> **Do this**:
Turn the lines from the start of the items through the line holding "plot-area <box>51 64 1137 527</box>", inclusive, into a JSON list of strings with one string per line, leaving out any blank lines.

> **Dataset content**:
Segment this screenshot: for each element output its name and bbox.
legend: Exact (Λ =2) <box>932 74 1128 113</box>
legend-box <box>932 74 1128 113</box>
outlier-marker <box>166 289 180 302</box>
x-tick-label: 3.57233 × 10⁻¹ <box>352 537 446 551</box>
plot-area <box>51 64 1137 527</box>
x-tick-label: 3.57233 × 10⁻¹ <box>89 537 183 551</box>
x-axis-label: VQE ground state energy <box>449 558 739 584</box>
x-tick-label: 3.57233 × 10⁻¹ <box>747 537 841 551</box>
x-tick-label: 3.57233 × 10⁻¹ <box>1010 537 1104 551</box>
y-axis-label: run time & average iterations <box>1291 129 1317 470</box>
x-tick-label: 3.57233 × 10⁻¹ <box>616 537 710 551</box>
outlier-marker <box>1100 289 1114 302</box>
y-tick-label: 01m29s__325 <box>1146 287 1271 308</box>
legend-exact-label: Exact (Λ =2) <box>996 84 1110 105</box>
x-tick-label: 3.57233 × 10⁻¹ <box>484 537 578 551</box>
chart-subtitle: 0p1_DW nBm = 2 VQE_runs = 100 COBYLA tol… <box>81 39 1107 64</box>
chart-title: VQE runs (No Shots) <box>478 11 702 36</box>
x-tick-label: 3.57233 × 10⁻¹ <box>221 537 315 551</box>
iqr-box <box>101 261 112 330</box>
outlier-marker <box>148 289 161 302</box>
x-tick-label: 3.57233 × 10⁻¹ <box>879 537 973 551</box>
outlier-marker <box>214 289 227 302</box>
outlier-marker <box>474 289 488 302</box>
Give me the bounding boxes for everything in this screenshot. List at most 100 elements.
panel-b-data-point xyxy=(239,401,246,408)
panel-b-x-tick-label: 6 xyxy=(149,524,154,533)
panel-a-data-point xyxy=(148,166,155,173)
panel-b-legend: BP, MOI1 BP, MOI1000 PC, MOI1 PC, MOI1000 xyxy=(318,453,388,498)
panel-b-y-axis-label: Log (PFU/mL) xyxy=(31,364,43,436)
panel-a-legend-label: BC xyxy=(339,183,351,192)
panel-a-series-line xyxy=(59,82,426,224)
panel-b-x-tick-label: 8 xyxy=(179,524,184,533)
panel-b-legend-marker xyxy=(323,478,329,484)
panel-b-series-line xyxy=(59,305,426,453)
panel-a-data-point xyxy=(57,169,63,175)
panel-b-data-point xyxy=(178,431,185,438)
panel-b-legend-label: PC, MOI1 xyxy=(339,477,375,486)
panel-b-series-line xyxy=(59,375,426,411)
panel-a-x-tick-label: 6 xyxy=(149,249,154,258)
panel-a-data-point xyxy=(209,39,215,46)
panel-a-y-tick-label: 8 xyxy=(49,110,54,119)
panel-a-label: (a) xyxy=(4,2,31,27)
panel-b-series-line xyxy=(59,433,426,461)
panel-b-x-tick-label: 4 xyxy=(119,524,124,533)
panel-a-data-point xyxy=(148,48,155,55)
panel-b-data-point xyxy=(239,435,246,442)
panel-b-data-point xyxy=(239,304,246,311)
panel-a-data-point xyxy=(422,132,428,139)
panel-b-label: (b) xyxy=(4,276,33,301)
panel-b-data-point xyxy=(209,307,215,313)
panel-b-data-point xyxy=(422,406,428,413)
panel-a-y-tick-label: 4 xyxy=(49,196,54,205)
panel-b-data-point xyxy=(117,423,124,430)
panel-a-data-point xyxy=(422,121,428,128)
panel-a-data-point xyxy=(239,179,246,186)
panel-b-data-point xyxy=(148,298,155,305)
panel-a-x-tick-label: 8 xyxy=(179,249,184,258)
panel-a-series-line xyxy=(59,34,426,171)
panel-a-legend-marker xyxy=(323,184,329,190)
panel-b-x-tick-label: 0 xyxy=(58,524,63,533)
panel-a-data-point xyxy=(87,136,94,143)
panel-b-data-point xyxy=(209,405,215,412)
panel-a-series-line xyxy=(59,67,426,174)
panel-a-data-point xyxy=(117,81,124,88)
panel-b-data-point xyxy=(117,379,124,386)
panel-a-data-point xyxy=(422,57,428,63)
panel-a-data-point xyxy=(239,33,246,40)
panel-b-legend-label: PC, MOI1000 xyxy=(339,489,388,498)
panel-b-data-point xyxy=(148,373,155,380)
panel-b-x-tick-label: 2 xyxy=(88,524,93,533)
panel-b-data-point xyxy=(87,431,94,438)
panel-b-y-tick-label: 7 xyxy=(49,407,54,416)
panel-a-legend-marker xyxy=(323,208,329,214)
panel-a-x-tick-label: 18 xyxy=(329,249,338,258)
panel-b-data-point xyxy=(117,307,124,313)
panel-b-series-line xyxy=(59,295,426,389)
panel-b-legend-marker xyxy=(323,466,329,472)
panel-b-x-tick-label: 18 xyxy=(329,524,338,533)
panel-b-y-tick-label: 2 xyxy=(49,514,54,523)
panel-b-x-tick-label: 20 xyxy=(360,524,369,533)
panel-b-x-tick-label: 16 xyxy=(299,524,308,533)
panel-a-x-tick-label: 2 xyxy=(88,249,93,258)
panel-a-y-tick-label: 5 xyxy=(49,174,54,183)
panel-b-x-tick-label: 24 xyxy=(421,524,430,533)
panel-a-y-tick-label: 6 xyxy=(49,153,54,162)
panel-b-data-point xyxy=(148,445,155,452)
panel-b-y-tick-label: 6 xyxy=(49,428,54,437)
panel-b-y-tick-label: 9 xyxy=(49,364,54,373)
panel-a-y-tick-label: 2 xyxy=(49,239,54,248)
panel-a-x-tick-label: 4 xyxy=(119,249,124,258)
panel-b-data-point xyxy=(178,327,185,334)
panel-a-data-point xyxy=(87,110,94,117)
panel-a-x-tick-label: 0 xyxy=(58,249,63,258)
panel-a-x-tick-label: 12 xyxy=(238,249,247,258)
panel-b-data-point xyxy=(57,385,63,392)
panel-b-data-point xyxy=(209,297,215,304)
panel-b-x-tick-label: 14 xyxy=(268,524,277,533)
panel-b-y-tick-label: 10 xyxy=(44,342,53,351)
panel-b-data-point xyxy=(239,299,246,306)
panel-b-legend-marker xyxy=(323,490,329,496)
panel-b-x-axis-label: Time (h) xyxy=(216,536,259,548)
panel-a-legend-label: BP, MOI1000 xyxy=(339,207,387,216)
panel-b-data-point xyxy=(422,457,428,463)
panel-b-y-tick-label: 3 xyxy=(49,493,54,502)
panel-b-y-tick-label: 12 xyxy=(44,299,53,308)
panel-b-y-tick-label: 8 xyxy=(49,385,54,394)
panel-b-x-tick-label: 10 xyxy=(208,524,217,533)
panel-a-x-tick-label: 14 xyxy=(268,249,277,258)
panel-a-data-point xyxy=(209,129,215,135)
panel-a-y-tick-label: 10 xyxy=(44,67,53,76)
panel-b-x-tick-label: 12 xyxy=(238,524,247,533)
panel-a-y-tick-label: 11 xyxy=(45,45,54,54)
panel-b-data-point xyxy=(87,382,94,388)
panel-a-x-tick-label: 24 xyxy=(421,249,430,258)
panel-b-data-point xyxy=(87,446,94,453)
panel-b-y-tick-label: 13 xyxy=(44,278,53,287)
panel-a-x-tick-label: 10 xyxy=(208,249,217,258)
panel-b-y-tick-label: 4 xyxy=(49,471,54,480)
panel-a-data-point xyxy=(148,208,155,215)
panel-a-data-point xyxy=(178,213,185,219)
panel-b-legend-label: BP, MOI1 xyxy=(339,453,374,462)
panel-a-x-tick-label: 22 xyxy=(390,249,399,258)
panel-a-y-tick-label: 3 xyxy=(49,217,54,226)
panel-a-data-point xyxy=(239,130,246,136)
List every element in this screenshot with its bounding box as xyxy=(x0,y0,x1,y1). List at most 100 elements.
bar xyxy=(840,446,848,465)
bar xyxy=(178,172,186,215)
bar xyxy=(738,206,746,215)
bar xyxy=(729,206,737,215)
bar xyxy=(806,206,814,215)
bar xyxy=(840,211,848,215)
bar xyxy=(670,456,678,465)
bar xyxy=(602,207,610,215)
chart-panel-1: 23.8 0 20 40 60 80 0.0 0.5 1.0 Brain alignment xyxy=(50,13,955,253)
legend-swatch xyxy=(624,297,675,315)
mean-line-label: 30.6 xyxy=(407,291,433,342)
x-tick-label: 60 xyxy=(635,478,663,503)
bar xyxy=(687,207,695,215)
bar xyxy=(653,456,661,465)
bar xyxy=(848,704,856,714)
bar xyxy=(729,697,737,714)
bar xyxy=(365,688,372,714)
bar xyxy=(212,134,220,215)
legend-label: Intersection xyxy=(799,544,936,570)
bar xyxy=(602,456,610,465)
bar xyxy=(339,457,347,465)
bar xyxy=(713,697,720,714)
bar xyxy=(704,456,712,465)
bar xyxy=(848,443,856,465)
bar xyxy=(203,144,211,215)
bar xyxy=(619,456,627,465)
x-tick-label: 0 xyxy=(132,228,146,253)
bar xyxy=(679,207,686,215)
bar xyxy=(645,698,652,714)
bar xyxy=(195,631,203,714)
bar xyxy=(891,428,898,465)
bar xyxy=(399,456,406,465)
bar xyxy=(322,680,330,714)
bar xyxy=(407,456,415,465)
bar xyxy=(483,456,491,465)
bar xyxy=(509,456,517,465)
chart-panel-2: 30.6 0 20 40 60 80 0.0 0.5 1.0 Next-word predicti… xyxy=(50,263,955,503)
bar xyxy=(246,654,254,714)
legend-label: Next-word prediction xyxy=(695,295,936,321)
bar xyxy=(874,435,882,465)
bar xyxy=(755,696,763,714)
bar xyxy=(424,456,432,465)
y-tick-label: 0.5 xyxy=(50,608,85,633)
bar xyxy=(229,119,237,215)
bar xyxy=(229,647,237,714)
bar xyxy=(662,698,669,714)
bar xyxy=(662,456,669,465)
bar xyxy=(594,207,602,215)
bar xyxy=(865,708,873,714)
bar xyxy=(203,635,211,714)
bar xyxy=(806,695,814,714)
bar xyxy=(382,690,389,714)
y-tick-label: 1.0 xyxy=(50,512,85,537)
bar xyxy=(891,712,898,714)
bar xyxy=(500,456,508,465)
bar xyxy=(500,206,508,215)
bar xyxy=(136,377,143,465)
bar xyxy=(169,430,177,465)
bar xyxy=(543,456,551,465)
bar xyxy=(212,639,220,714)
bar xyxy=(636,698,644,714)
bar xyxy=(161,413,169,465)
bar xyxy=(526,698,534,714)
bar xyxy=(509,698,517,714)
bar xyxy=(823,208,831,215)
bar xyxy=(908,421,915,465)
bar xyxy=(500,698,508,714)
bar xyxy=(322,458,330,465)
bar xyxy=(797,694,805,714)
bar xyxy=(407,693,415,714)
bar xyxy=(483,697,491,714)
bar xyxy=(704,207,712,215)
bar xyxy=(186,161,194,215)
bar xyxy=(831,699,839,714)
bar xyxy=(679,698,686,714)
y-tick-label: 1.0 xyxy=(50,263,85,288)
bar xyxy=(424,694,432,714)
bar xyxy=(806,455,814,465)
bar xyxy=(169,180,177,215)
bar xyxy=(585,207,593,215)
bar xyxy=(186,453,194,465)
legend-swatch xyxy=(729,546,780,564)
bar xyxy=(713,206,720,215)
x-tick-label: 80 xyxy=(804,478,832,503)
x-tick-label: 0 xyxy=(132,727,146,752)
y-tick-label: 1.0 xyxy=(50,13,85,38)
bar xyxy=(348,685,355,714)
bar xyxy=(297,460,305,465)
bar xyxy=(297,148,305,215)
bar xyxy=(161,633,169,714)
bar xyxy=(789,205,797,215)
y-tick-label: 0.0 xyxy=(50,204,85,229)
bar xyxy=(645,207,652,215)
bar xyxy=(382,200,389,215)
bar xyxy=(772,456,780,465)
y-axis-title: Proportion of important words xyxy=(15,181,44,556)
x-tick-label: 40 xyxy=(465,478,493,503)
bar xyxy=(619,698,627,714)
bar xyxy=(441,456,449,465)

> **Solution to this task**:
[
  "Segment this screenshot: for each element output its name and bbox.",
  "legend: Exact (Λ =2) <box>932 74 1128 113</box>",
  "legend-box <box>932 74 1128 113</box>",
  "outlier-marker <box>166 289 180 302</box>",
  "x-tick-label: 3.57233 × 10⁻¹ <box>352 537 446 551</box>",
  "plot-area <box>51 64 1137 527</box>"
]